• [DO THIS]:
Retype the records below exactly as they appear.

• [GIVEN INFORMATION]:
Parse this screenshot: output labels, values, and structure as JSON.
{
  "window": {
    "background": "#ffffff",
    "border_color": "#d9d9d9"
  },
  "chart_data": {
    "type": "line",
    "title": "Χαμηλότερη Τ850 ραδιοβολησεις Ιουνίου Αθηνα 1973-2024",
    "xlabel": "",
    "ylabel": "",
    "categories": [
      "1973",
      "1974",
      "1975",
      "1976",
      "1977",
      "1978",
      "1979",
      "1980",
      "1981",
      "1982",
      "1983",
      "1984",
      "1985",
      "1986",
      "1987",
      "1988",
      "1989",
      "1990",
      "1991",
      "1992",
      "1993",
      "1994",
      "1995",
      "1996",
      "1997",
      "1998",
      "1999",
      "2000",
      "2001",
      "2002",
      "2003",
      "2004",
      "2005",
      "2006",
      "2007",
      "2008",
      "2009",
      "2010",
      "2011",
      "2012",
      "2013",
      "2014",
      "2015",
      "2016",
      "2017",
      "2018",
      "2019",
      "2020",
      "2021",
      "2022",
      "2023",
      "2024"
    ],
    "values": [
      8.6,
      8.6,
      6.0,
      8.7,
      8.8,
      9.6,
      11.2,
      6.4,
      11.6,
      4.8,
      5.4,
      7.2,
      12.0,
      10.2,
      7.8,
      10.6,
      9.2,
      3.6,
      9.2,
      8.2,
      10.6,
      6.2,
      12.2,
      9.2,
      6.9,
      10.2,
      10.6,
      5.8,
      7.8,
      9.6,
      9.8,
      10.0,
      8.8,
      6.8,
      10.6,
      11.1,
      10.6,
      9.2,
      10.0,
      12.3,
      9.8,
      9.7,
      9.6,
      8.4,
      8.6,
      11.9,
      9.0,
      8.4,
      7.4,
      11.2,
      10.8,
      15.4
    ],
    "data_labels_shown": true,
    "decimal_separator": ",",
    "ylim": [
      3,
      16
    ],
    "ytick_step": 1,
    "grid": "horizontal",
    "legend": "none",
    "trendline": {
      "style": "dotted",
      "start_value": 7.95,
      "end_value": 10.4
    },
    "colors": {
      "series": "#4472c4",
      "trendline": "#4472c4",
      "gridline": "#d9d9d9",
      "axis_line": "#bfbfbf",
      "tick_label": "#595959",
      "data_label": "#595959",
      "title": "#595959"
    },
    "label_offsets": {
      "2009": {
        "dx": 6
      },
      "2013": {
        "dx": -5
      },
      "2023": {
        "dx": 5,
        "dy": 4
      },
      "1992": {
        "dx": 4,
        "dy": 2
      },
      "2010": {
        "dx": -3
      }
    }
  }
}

• [EXERCISE RESPONSE]:
Parse this screenshot: output labels, values, and structure as JSON.
{
  "window": {
    "background": "#ffffff",
    "border_color": "#d9d9d9"
  },
  "chart_data": {
    "type": "line",
    "title": "Χαμηλότερη Τ850 ραδιοβολησεις Ιουνίου Αθηνα 1973-2024",
    "xlabel": "",
    "ylabel": "",
    "categories": [
      "1973",
      "1974",
      "1975",
      "1976",
      "1977",
      "1978",
      "1979",
      "1980",
      "1981",
      "1982",
      "1983",
      "1984",
      "1985",
      "1986",
      "1987",
      "1988",
      "1989",
      "1990",
      "1991",
      "1992",
      "1993",
      "1994",
      "1995",
      "1996",
      "1997",
      "1998",
      "1999",
      "2000",
      "2001",
      "2002",
      "2003",
      "2004",
      "2005",
      "2006",
      "2007",
      "2008",
      "2009",
      "2010",
      "2011",
      "2012",
      "2013",
      "2014",
      "2015",
      "2016",
      "2017",
      "2018",
      "2019",
      "2020",
      "2021",
      "2022",
      "2023",
      "2024"
    ],
    "values": [
      8.6,
      8.6,
      6.0,
      8.7,
      8.8,
      9.6,
      11.2,
      6.4,
      11.6,
      4.8,
      5.4,
      7.2,
      12.0,
      10.2,
      7.8,
      10.6,
      9.2,
      3.6,
      9.2,
      8.2,
      10.6,
      6.2,
      12.2,
      9.2,
      6.9,
      10.2,
      10.6,
      5.8,
      7.8,
      9.6,
      9.8,
      10.0,
      8.8,
      6.8,
      10.6,
      11.1,
      10.6,
      9.2,
      10.0,
      12.3,
      9.8,
      9.7,
      9.6,
      8.4,
      8.6,
      11.9,
      9.0,
      8.4,
      7.4,
      11.2,
      10.8,
      15.4
    ],
    "data_labels_shown": true,
    "decimal_separator": ",",
    "ylim": [
      3,
      16
    ],
    "ytick_step": 1,
    "grid": "horizontal",
    "legend": "none",
    "trendline": {
      "style": "dotted",
      "start_value": 7.95,
      "end_value": 10.4
    },
    "colors": {
      "series": "#4472c4",
      "trendline": "#4472c4",
      "gridline": "#d9d9d9",
      "axis_line": "#bfbfbf",
      "tick_label": "#595959",
      "data_label": "#595959",
      "title": "#595959"
    },
    "label_offsets": {
      "2009": {
        "dx": 6
      },
      "2013": {
        "dx": -5
      },
      "2023": {
        "dx": 5,
        "dy": 4
      },
      "1992": {
        "dx": 4,
        "dy": 2
      },
      "2010": {
        "dx": -3
      }
    }
  }
}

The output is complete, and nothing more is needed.